[Dataset entries on figures]
* * * * * * * * *
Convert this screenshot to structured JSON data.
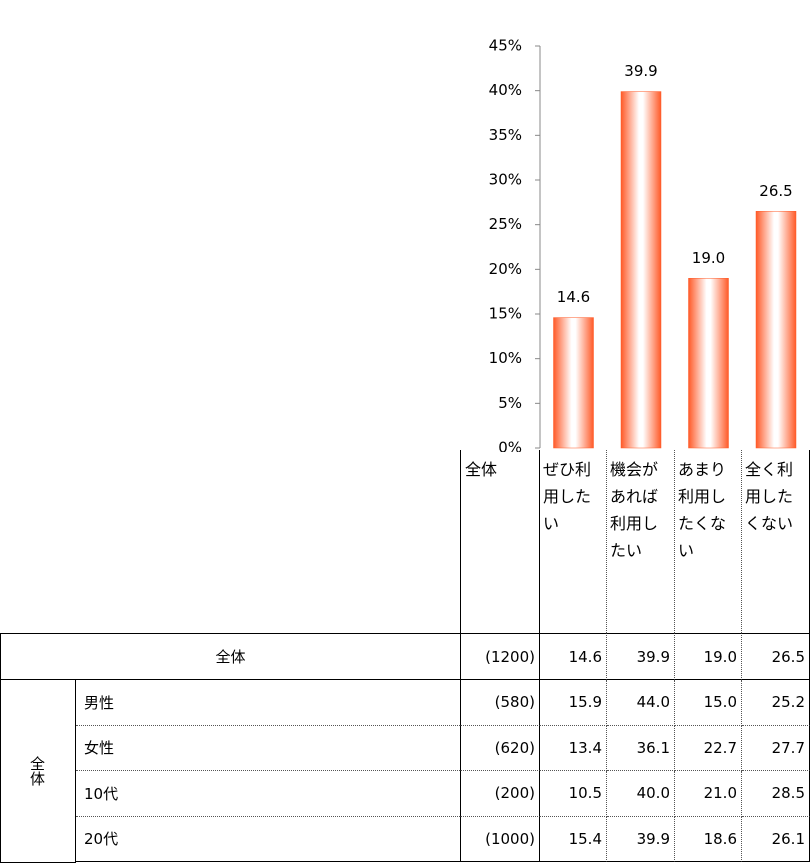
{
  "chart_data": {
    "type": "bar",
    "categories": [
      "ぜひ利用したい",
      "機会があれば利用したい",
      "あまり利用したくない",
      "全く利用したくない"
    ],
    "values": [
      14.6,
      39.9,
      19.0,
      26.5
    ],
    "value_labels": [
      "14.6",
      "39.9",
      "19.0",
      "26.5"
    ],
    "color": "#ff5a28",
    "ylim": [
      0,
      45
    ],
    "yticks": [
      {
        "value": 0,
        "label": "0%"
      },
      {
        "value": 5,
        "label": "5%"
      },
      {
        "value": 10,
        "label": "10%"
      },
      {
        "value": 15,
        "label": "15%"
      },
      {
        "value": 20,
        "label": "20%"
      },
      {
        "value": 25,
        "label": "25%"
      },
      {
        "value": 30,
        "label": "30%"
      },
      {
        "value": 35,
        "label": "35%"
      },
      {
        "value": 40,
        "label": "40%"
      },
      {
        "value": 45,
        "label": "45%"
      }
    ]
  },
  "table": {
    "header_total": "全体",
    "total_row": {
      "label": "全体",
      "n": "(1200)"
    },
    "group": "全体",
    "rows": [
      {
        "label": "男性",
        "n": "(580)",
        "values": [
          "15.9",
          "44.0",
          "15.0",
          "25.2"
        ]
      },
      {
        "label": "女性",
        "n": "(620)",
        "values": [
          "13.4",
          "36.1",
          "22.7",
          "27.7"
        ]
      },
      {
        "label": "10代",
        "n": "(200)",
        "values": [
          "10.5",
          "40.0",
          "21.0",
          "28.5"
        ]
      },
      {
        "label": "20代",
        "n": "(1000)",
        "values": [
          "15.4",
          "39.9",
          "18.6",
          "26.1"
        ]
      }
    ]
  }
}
* * * * * * * * *
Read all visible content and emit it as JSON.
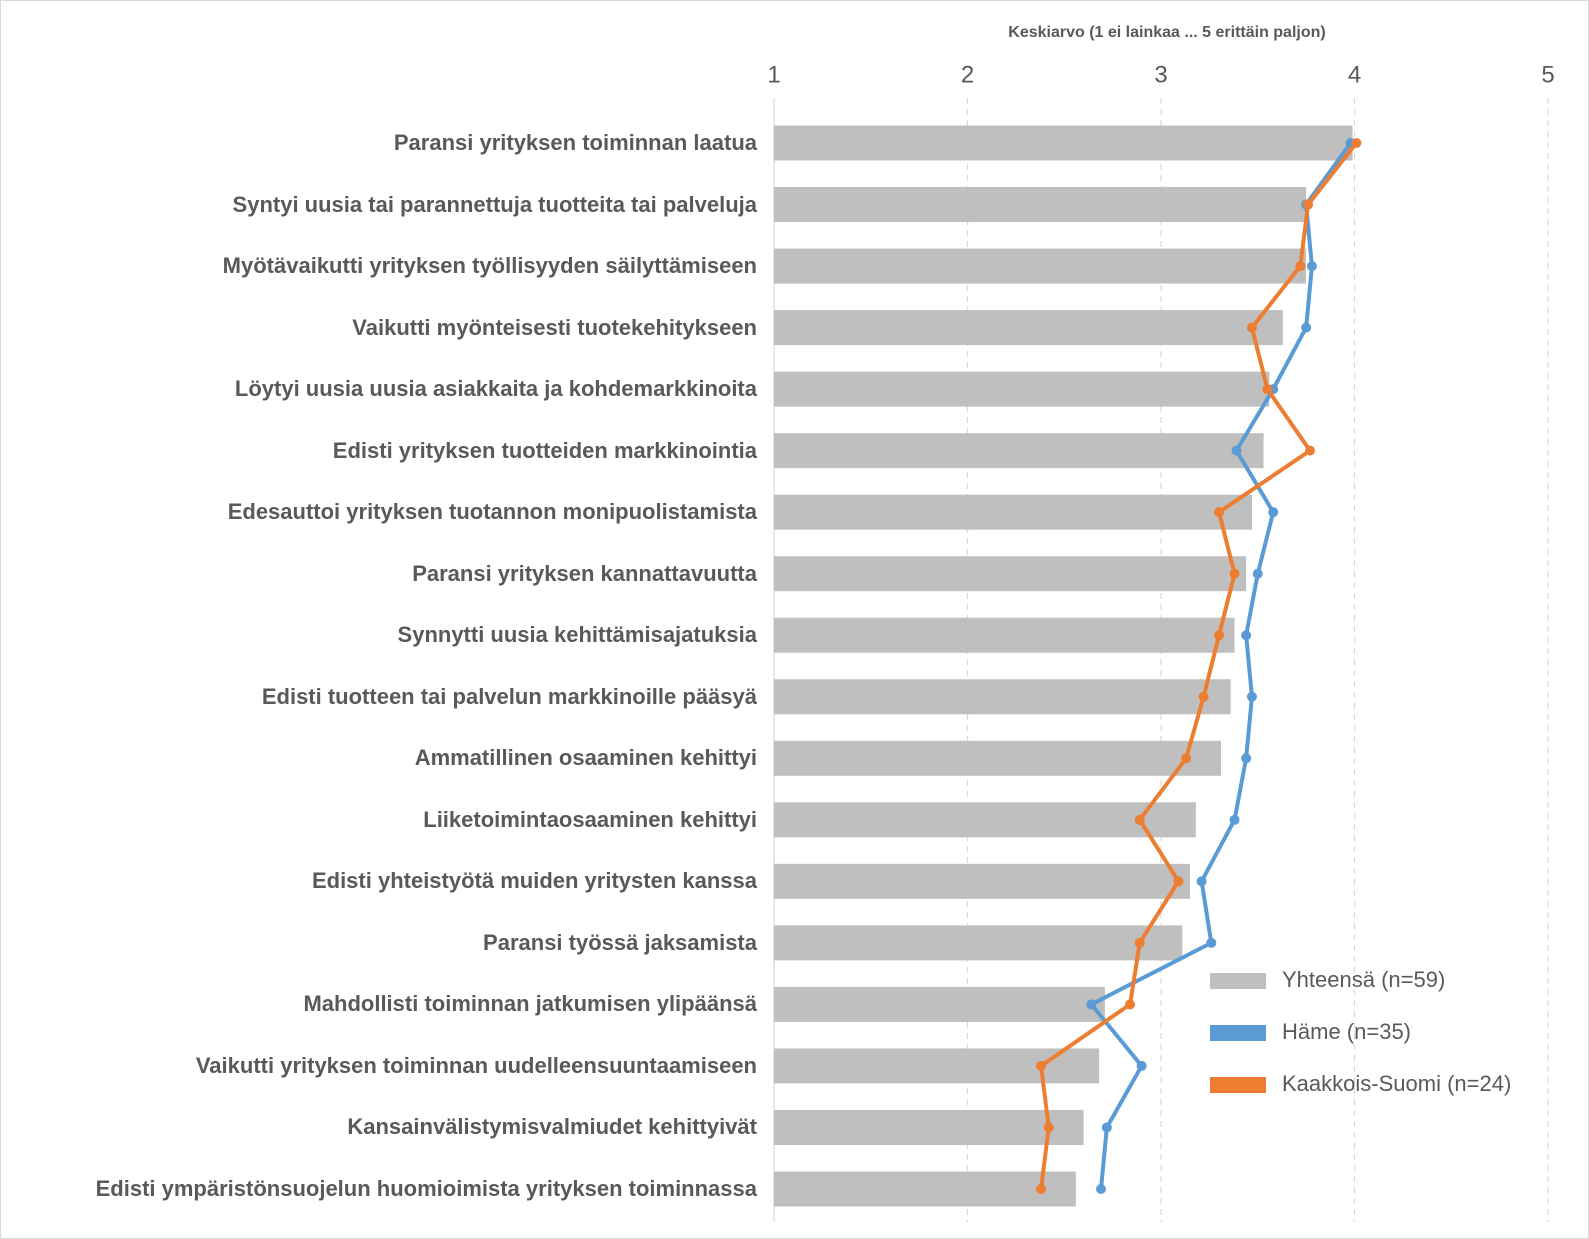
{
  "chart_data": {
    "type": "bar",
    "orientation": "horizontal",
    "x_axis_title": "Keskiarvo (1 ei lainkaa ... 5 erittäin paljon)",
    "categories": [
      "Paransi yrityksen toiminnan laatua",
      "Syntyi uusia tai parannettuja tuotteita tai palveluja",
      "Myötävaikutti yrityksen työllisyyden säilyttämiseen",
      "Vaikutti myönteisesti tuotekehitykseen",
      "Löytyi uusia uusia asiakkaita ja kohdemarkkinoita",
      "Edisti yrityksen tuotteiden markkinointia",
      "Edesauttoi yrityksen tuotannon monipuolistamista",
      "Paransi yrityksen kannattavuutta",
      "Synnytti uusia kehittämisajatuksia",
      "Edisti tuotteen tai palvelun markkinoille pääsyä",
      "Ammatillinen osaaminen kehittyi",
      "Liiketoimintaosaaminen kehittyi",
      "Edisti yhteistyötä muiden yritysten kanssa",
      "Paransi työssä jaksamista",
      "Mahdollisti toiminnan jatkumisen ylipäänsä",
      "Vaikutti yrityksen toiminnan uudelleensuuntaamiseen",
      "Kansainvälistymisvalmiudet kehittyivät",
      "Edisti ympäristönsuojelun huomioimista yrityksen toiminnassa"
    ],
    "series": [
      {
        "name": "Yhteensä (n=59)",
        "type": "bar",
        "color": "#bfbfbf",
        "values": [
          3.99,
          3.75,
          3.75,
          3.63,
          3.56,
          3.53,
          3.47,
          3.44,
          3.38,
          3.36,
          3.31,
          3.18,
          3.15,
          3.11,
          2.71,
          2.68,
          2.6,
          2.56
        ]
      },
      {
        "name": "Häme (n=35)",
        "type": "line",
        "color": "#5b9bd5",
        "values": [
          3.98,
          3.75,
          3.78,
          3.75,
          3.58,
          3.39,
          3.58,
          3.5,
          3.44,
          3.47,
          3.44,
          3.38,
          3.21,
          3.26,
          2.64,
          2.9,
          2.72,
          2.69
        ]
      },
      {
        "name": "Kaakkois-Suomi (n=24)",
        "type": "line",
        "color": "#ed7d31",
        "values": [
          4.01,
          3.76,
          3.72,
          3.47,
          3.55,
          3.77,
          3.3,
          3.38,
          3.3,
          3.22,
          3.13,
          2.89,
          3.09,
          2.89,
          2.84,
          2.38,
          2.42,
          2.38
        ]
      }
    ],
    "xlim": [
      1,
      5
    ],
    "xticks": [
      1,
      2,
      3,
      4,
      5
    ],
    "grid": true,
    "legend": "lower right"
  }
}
* * * * * * * * *
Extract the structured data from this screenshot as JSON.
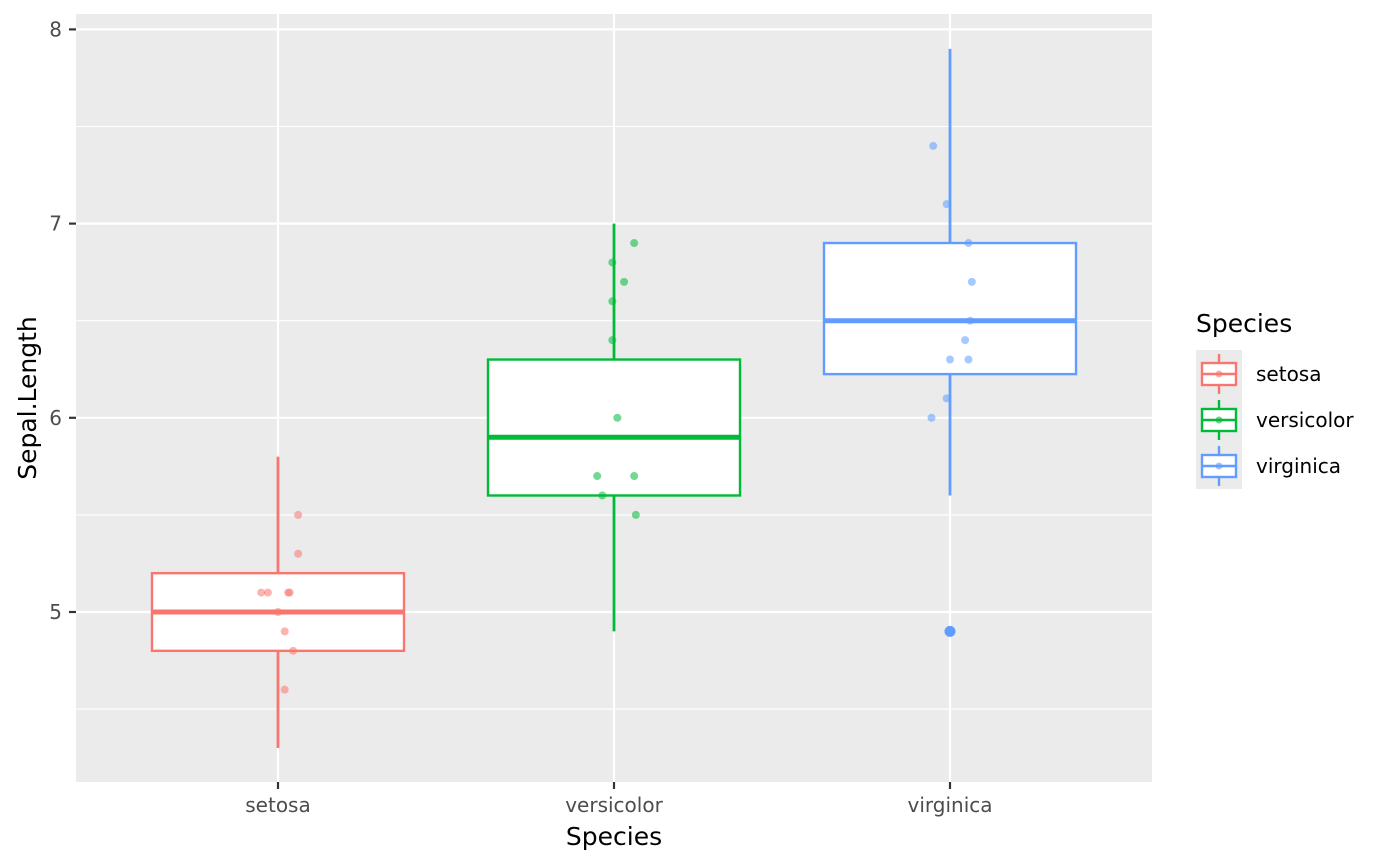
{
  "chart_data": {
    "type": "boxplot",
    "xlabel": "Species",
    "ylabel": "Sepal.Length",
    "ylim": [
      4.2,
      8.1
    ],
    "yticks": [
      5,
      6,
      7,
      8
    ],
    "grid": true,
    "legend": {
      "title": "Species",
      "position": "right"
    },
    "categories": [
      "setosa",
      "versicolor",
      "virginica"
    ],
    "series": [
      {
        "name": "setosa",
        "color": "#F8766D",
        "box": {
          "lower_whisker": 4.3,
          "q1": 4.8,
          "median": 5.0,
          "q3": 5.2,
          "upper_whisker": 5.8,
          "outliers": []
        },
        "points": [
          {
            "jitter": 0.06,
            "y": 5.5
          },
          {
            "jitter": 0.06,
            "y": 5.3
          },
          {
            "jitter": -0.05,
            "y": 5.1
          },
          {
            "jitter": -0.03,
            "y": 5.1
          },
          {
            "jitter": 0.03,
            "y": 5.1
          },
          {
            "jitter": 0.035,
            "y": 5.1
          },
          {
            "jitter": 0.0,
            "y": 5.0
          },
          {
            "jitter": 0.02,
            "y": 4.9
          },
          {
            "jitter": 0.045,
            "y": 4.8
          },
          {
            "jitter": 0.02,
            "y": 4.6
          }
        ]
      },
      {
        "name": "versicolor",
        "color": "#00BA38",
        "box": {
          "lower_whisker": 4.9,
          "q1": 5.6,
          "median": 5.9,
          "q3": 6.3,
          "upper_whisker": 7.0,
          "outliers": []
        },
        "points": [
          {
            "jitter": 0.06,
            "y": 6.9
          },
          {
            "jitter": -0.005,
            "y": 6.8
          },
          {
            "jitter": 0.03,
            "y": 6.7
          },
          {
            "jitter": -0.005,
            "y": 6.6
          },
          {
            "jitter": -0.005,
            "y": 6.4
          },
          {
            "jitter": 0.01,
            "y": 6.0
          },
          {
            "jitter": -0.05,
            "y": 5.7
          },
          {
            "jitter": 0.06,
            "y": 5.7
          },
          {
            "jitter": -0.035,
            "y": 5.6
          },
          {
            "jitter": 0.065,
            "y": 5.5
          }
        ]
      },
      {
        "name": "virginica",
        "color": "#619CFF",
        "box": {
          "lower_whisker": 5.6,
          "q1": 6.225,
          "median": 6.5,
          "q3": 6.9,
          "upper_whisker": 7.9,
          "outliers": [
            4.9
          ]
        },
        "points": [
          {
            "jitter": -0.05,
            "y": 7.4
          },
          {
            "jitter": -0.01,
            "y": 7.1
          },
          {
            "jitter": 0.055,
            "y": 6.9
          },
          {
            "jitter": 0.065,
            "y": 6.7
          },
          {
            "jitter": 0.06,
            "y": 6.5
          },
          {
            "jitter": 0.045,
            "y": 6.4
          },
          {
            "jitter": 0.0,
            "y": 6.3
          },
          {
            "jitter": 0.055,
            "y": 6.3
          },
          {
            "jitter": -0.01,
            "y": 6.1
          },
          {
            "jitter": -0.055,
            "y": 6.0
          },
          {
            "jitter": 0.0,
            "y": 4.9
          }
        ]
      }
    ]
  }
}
* * * * * * * * *
Objective:
From the entries above, copy every line that holds the word "screenshot".

Finished answer:
Convert this screenshot to structured JSON data.
Extract the structured data from this screenshot as JSON.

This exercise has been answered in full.